§ Objective: Go through the material and pull out every line with the string "name" in it.

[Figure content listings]
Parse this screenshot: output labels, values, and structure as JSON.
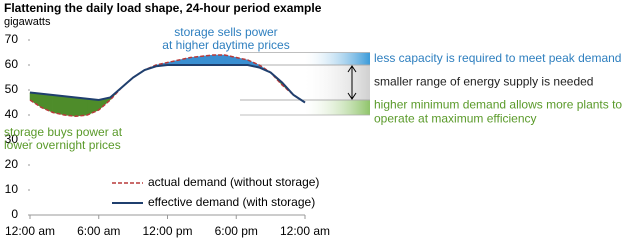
{
  "chart_data": {
    "type": "line",
    "title": "Flattening the daily load shape, 24-hour period example",
    "y_label": "gigawatts",
    "x": [
      0,
      1,
      2,
      3,
      4,
      5,
      6,
      7,
      8,
      9,
      10,
      11,
      12,
      13,
      14,
      15,
      16,
      17,
      18,
      19,
      20,
      21,
      22,
      23,
      24
    ],
    "series": [
      {
        "name": "actual demand (without storage)",
        "color": "#b83a3a",
        "dashed": true,
        "values": [
          46,
          43,
          41,
          40,
          39.5,
          40,
          42,
          46,
          51,
          55,
          58,
          60,
          61,
          62,
          63,
          63.5,
          64,
          64,
          63,
          62,
          60,
          57,
          52,
          48,
          45
        ]
      },
      {
        "name": "effective demand (with storage)",
        "color": "#1f3f6e",
        "dashed": false,
        "values": [
          49,
          48.5,
          48,
          47.5,
          47,
          46.5,
          46,
          47,
          51,
          55,
          58,
          59.5,
          60,
          60,
          60,
          60,
          60,
          60,
          60,
          60,
          59,
          57,
          53,
          48,
          45
        ]
      }
    ],
    "fill_colors": {
      "sell": "#3a8fd1",
      "buy": "#4e8c2a"
    },
    "xlim": [
      0,
      24
    ],
    "xticks": [
      {
        "value": 0,
        "label": "12:00 am"
      },
      {
        "value": 6,
        "label": "6:00 am"
      },
      {
        "value": 12,
        "label": "12:00 pm"
      },
      {
        "value": 18,
        "label": "6:00 pm"
      },
      {
        "value": 24,
        "label": "12:00 am"
      }
    ],
    "ylim": [
      0,
      70
    ],
    "yticks": [
      0,
      10,
      20,
      30,
      40,
      50,
      60,
      70
    ],
    "annotations": [
      {
        "lines": [
          "storage sells power",
          "at higher daytime prices"
        ],
        "color": "#2e7fbf"
      },
      {
        "lines": [
          "storage buys power at",
          "lower overnight prices"
        ],
        "color": "#5a9a2a"
      }
    ],
    "bands": [
      {
        "from": 60,
        "to": 65,
        "color": "#3a9ad9",
        "lines": [
          "less capacity is required to meet peak demand"
        ],
        "text_color": "#2e7fbf"
      },
      {
        "from": 46,
        "to": 60,
        "color": "#d0d0d0",
        "lines": [
          "smaller range of energy supply is needed"
        ],
        "text_color": "#222222"
      },
      {
        "from": 40,
        "to": 46,
        "color": "#8fc46a",
        "lines": [
          "higher minimum demand allows more plants to",
          "operate at maximum efficiency"
        ],
        "text_color": "#5a9a2a"
      }
    ]
  }
}
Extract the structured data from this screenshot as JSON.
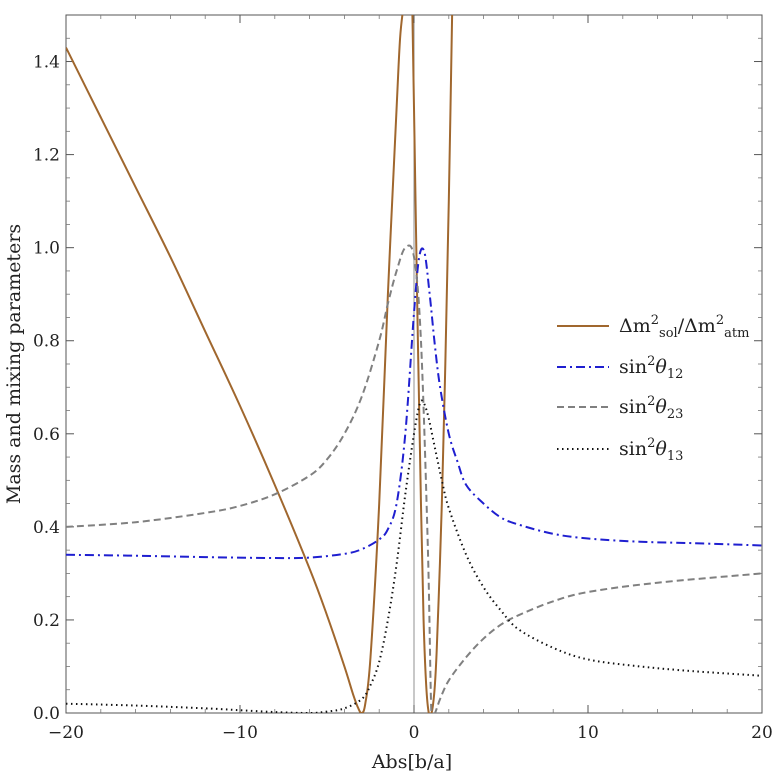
{
  "chart_data": {
    "type": "line",
    "title": "",
    "xlabel": "Abs[b/a]",
    "ylabel": "Mass and mixing parameters",
    "xlim": [
      -20,
      20
    ],
    "ylim": [
      0,
      1.5
    ],
    "x_ticks": [
      -20,
      -10,
      0,
      10,
      20
    ],
    "x_tick_labels": [
      "−20",
      "−10",
      "0",
      "10",
      "20"
    ],
    "y_ticks": [
      0,
      0.2,
      0.4,
      0.6,
      0.8,
      1.0,
      1.2,
      1.4
    ],
    "y_tick_labels": [
      "0.0",
      "0.2",
      "0.4",
      "0.6",
      "0.8",
      "1.0",
      "1.2",
      "1.4"
    ],
    "legend_position": "right",
    "series": [
      {
        "name": "mass-ratio",
        "legend_base1": "Δm",
        "legend_sup1": "2",
        "legend_sub1": "sol",
        "legend_mid": "/Δm",
        "legend_sup2": "2",
        "legend_sub2": "atm",
        "color": "#A0672E",
        "style": "solid",
        "segments": [
          {
            "x": [
              -20,
              -18,
              -16,
              -14,
              -12,
              -10,
              -8,
              -6,
              -5,
              -4,
              -3.5,
              -3.2,
              -3.0,
              -2.8,
              -2.5,
              -2.0,
              -1.5,
              -1.0,
              -0.8,
              -0.6
            ],
            "y": [
              1.43,
              1.28,
              1.13,
              0.98,
              0.82,
              0.66,
              0.49,
              0.31,
              0.21,
              0.1,
              0.04,
              0.01,
              0.0,
              0.02,
              0.12,
              0.45,
              0.9,
              1.3,
              1.45,
              1.52
            ]
          },
          {
            "x": [
              -0.1,
              0.0,
              0.2,
              0.4,
              0.55,
              0.7,
              0.85,
              1.0,
              1.1,
              1.2,
              1.3,
              1.45,
              1.6,
              1.8,
              2.0,
              2.2
            ],
            "y": [
              1.52,
              1.3,
              0.85,
              0.45,
              0.2,
              0.06,
              0.0,
              0.0,
              0.02,
              0.06,
              0.13,
              0.28,
              0.45,
              0.75,
              1.1,
              1.52
            ]
          }
        ]
      },
      {
        "name": "sin2theta12",
        "legend_base": "sin",
        "legend_sup": "2",
        "legend_theta": "θ",
        "legend_sub": "12",
        "color": "#1F1FD0",
        "style": "dashdot",
        "x": [
          -20,
          -16,
          -12,
          -8,
          -6,
          -4,
          -3,
          -2,
          -1.5,
          -1,
          -0.5,
          0,
          0.3,
          0.6,
          0.9,
          1.2,
          1.5,
          2,
          2.5,
          3,
          4,
          5,
          6,
          8,
          10,
          13,
          16,
          20
        ],
        "y": [
          0.34,
          0.338,
          0.335,
          0.333,
          0.334,
          0.342,
          0.352,
          0.373,
          0.395,
          0.45,
          0.6,
          0.86,
          0.98,
          0.99,
          0.9,
          0.79,
          0.7,
          0.6,
          0.54,
          0.49,
          0.45,
          0.42,
          0.405,
          0.385,
          0.375,
          0.368,
          0.365,
          0.36
        ]
      },
      {
        "name": "sin2theta23",
        "legend_base": "sin",
        "legend_sup": "2",
        "legend_theta": "θ",
        "legend_sub": "23",
        "color": "#808080",
        "style": "dashed",
        "x": [
          -20,
          -16,
          -12,
          -10,
          -8,
          -6,
          -5,
          -4,
          -3,
          -2,
          -1.5,
          -1,
          -0.5,
          0,
          0.4,
          0.8,
          1.0,
          1.2,
          1.5,
          2,
          3,
          4,
          5,
          6,
          8,
          10,
          14,
          20
        ],
        "y": [
          0.4,
          0.41,
          0.43,
          0.445,
          0.47,
          0.51,
          0.545,
          0.6,
          0.68,
          0.8,
          0.88,
          0.95,
          1.0,
          0.98,
          0.8,
          0.35,
          0.0,
          0.0,
          0.03,
          0.07,
          0.12,
          0.16,
          0.19,
          0.21,
          0.24,
          0.26,
          0.28,
          0.3
        ]
      },
      {
        "name": "sin2theta13",
        "legend_base": "sin",
        "legend_sup": "2",
        "legend_theta": "θ",
        "legend_sub": "13",
        "color": "#111111",
        "style": "dotted",
        "x": [
          -20,
          -16,
          -12,
          -10,
          -8,
          -6,
          -5,
          -4,
          -3,
          -2.5,
          -2,
          -1.5,
          -1,
          -0.5,
          0,
          0.3,
          0.5,
          0.8,
          1.2,
          1.6,
          2,
          3,
          4,
          5,
          6,
          8,
          10,
          13,
          16,
          20
        ],
        "y": [
          0.02,
          0.016,
          0.01,
          0.006,
          0.002,
          0.0,
          0.003,
          0.01,
          0.03,
          0.06,
          0.11,
          0.2,
          0.32,
          0.47,
          0.6,
          0.66,
          0.67,
          0.64,
          0.57,
          0.5,
          0.44,
          0.34,
          0.27,
          0.22,
          0.18,
          0.14,
          0.115,
          0.1,
          0.09,
          0.08
        ]
      }
    ]
  }
}
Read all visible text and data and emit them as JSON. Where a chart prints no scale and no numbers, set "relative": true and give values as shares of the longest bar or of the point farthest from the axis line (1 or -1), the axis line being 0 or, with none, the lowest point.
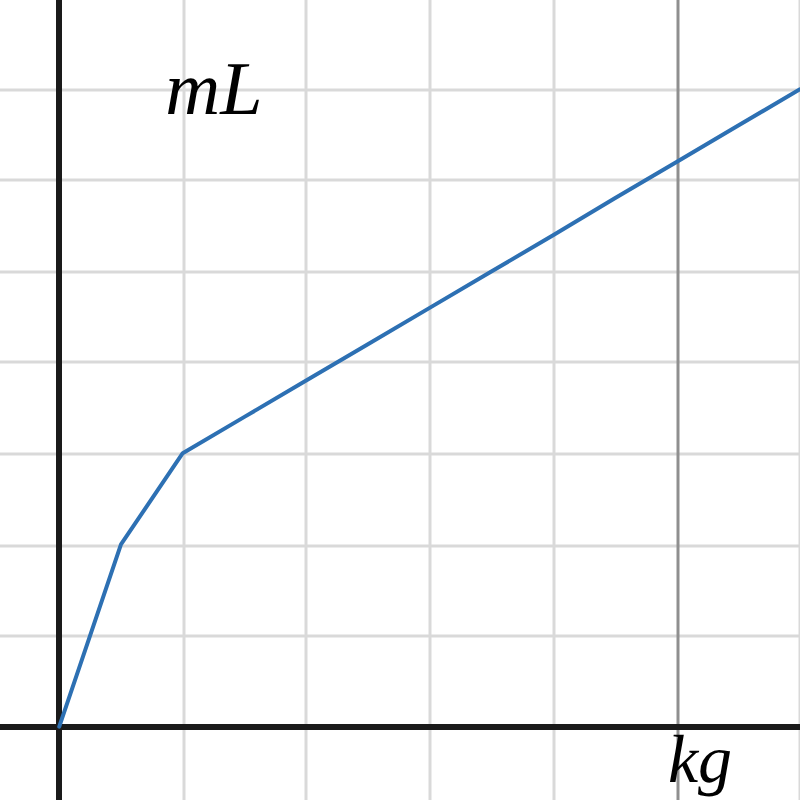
{
  "chart_data": {
    "type": "line",
    "relative": true,
    "xlabel": "kg",
    "ylabel": "mL",
    "categories": [
      null,
      null,
      null,
      null,
      null,
      null,
      null,
      null,
      null,
      null,
      null,
      null,
      null
    ],
    "series": [
      {
        "color": "#2d70b3",
        "values": [
          0,
          0.286,
          0.429,
          0.486,
          0.543,
          0.6,
          0.657,
          0.714,
          0.771,
          0.829,
          0.886,
          0.943,
          1
        ]
      }
    ],
    "grid": true,
    "marker": "none",
    "line_style": "solid"
  }
}
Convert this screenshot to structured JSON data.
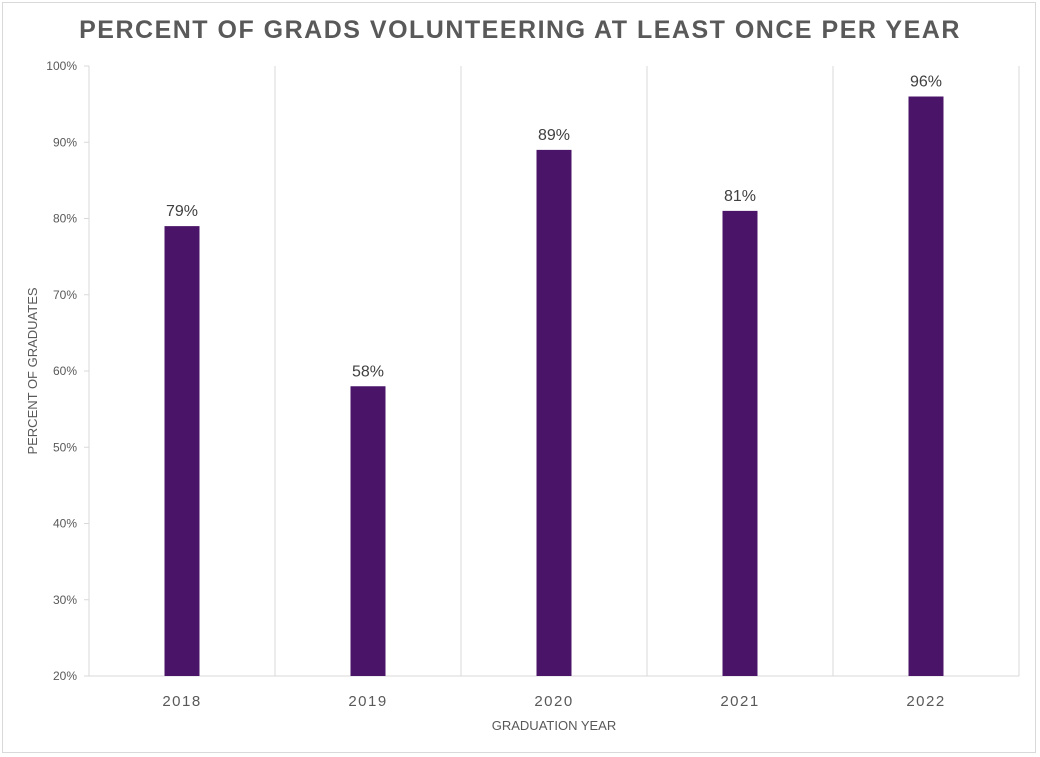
{
  "chart_data": {
    "type": "bar",
    "title": "PERCENT OF GRADS VOLUNTEERING AT LEAST ONCE PER YEAR",
    "xlabel": "GRADUATION YEAR",
    "ylabel": "PERCENT OF GRADUATES",
    "categories": [
      "2018",
      "2019",
      "2020",
      "2021",
      "2022"
    ],
    "values": [
      79,
      58,
      89,
      81,
      96
    ],
    "data_labels": [
      "79%",
      "58%",
      "89%",
      "81%",
      "96%"
    ],
    "ylim": [
      20,
      100
    ],
    "yticks": [
      20,
      30,
      40,
      50,
      60,
      70,
      80,
      90,
      100
    ],
    "ytick_labels": [
      "20%",
      "30%",
      "40%",
      "50%",
      "60%",
      "70%",
      "80%",
      "90%",
      "100%"
    ],
    "grid": "vertical category separators",
    "bar_color": "#4a1568",
    "legend": "none"
  }
}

§ Response:
        "name": "actual demand (without storage)",
        "name": "effective demand (with storage)",
        "name": "mass-ratio",
        "name": "sin2theta12",
        "name": "sin2theta23",
        "name": "sin2theta13",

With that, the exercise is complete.